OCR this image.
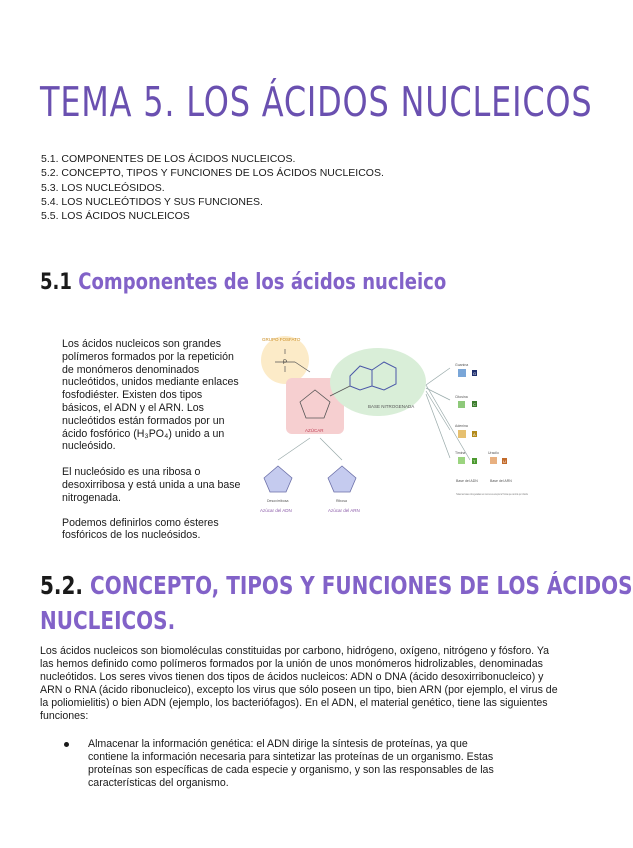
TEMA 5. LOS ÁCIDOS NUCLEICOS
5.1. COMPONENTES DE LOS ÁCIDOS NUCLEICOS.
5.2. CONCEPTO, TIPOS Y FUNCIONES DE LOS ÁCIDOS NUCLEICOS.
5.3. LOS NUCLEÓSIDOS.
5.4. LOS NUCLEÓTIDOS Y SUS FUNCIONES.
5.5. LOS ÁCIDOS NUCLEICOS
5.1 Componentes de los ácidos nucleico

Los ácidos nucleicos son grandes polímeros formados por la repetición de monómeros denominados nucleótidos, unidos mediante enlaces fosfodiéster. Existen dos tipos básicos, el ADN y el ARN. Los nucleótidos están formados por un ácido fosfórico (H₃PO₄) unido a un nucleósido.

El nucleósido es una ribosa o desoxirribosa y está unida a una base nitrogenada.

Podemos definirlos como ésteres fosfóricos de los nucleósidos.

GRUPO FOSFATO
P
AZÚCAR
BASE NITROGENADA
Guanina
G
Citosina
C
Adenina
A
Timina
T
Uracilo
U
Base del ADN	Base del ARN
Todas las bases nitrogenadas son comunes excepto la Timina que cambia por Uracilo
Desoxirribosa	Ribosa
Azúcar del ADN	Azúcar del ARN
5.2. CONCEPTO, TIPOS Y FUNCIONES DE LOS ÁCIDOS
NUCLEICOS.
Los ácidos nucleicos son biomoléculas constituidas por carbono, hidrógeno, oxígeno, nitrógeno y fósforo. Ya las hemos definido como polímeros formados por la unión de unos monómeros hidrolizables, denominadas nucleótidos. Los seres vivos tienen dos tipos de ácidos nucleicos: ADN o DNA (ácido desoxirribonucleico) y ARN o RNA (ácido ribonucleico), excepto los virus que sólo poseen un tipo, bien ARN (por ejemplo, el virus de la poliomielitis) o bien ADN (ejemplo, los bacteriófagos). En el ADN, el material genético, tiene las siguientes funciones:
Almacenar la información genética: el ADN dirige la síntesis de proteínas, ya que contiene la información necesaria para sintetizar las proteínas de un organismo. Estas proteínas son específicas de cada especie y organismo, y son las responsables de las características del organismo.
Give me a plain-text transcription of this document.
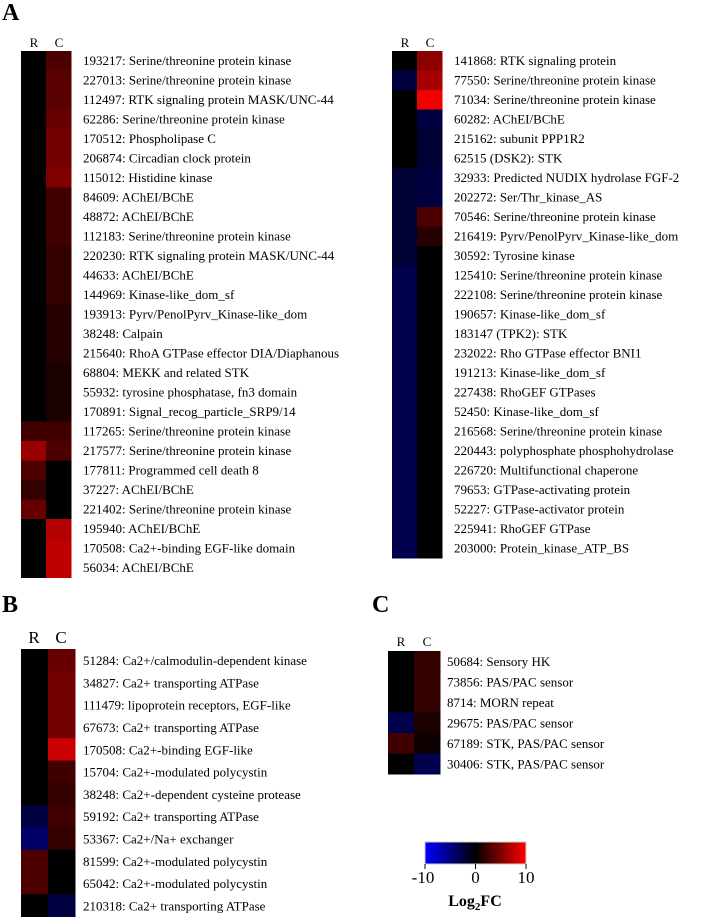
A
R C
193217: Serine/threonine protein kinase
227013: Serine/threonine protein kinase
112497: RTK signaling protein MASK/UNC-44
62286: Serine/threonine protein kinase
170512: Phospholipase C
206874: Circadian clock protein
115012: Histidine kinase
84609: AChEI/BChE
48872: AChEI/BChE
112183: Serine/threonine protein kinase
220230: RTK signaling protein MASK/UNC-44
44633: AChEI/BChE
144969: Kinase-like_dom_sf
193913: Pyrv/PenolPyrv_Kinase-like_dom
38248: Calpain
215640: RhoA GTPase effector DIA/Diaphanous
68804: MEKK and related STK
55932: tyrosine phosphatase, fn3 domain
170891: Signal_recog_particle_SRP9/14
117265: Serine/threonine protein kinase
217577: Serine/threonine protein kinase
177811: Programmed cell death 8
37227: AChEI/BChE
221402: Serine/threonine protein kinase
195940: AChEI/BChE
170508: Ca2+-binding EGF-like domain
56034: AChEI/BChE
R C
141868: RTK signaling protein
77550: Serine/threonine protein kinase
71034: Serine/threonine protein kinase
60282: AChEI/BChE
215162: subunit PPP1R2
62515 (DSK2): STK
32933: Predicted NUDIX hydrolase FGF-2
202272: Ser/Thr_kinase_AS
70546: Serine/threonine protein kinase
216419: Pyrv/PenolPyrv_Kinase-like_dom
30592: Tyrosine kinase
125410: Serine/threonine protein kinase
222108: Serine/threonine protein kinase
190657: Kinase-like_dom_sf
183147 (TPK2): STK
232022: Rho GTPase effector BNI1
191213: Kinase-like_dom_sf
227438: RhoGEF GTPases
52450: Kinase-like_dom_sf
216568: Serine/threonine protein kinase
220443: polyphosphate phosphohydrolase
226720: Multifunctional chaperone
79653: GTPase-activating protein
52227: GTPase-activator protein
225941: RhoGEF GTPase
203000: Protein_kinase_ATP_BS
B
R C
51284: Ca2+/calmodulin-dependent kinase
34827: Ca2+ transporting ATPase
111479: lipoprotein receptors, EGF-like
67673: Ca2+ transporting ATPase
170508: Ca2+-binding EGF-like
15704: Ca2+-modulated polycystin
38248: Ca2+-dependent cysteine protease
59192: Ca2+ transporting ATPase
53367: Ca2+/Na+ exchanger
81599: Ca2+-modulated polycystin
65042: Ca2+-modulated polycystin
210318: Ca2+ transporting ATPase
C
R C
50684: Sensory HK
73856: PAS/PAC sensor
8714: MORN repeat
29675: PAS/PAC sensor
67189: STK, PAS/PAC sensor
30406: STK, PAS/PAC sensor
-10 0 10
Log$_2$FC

==========

== WHAT IS BEING ASKED ==
Your answer should be one number: how many lines above include the word "dependent".

== EXPECTED ANSWER ==
2